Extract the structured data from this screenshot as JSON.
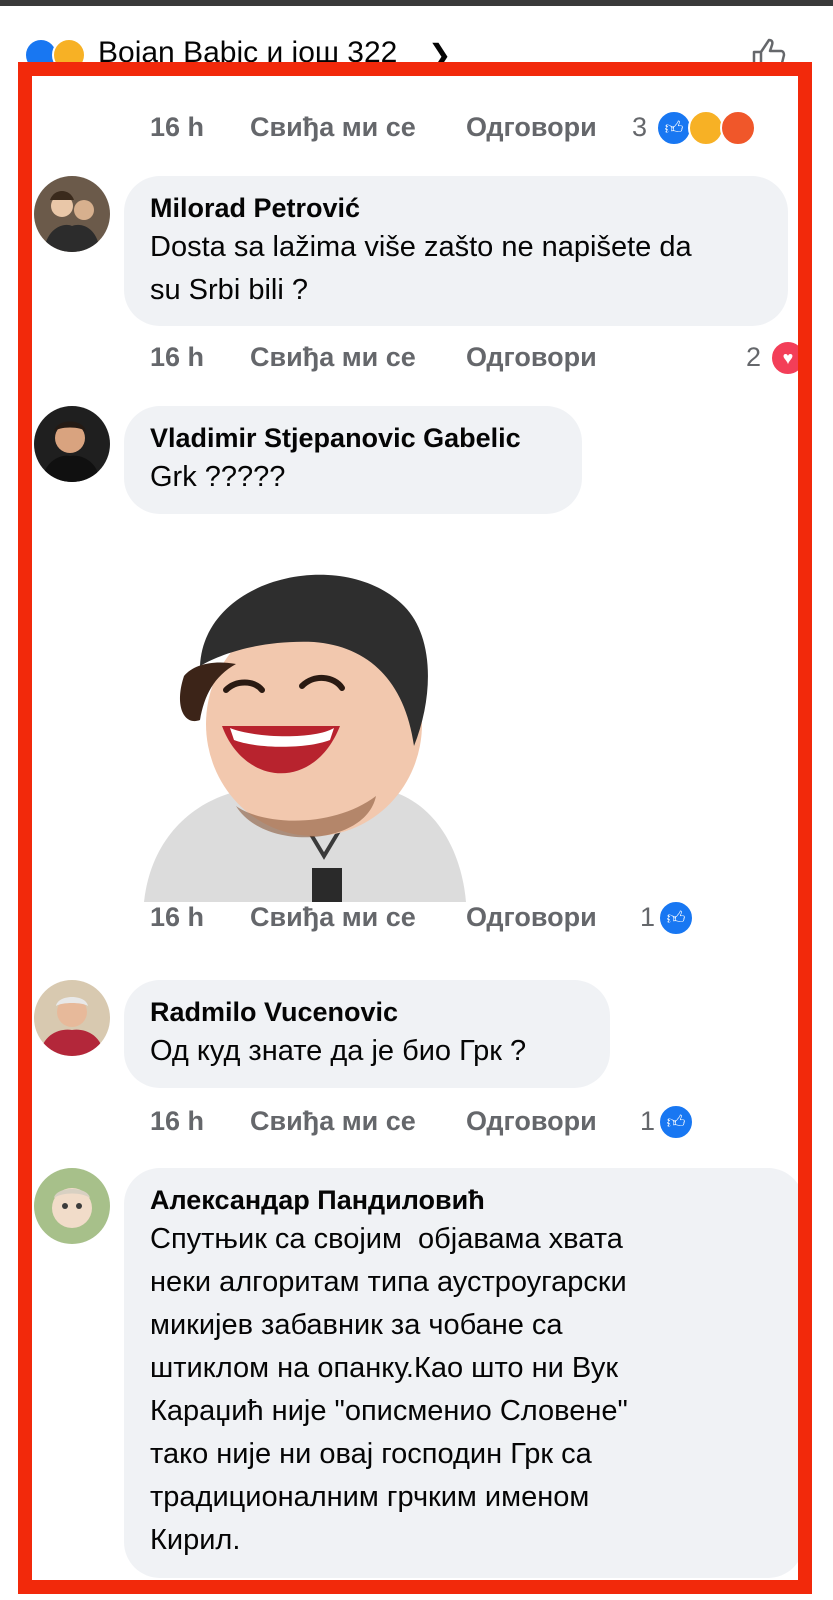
{
  "header": {
    "reactors_text": "Bojan Babic и још 322"
  },
  "comments_top": {
    "time": "16 h",
    "like_label": "Свиђа ми се",
    "reply_label": "Одговори",
    "reactions_count": "3"
  },
  "comments": [
    {
      "author": "Milorad Petrović",
      "text": "Dosta sa lažima više zašto ne napišete da\nsu Srbi bili ?",
      "time": "16 h",
      "like_label": "Свиђа ми се",
      "reply_label": "Одговори",
      "reactions_count": "2"
    },
    {
      "author": "Vladimir Stjepanovic Gabelic",
      "text": "Grk ?????",
      "time": "16 h",
      "like_label": "Свиђа ми се",
      "reply_label": "Одговори",
      "reactions_count": "1"
    },
    {
      "author": "Radmilo Vucenovic",
      "text": "Од куд знате да је био Грк ?",
      "time": "16 h",
      "like_label": "Свиђа ми се",
      "reply_label": "Одговори",
      "reactions_count": "1"
    },
    {
      "author": "Александар Пандиловић",
      "text": "Спутњик са својим  објавама хвата\nнеки алгоритам типа аустроугарски\nмикијев забавник за чобане са\nштиклом на опанку.Као што ни Вук\nКараџић није \"описменио Словене\"\nтако није ни овај господин Грк са\nтрадиционалним грчким именом\nКирил."
    }
  ],
  "colors": {
    "frame_border": "#f2290b",
    "bubble_bg": "#f0f2f5",
    "meta_text": "#65676b",
    "like_blue": "#1877f2",
    "love_red": "#f33e58"
  }
}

****************************************

> _PROBLEM STATEMENT_:
Leave out all pictures, then copy the remaining material exactly.

> _FULL OUTPUT_:
Extract the structured data from this screenshot as JSON.
{
  "header": {
    "reactors_text": "Bojan Babic и још 322"
  },
  "comments_top": {
    "time": "16 h",
    "like_label": "Свиђа ми се",
    "reply_label": "Одговори",
    "reactions_count": "3"
  },
  "comments": [
    {
      "author": "Milorad Petrović",
      "text": "Dosta sa lažima više zašto ne napišete da\nsu Srbi bili ?",
      "time": "16 h",
      "like_label": "Свиђа ми се",
      "reply_label": "Одговори",
      "reactions_count": "2"
    },
    {
      "author": "Vladimir Stjepanovic Gabelic",
      "text": "Grk ?????",
      "time": "16 h",
      "like_label": "Свиђа ми се",
      "reply_label": "Одговори",
      "reactions_count": "1"
    },
    {
      "author": "Radmilo Vucenovic",
      "text": "Од куд знате да је био Грк ?",
      "time": "16 h",
      "like_label": "Свиђа ми се",
      "reply_label": "Одговори",
      "reactions_count": "1"
    },
    {
      "author": "Александар Пандиловић",
      "text": "Спутњик са својим  објавама хвата\nнеки алгоритам типа аустроугарски\nмикијев забавник за чобане са\nштиклом на опанку.Као што ни Вук\nКараџић није \"описменио Словене\"\nтако није ни овај господин Грк са\nтрадиционалним грчким именом\nКирил."
    }
  ],
  "colors": {
    "frame_border": "#f2290b",
    "bubble_bg": "#f0f2f5",
    "meta_text": "#65676b",
    "like_blue": "#1877f2",
    "love_red": "#f33e58"
  }
}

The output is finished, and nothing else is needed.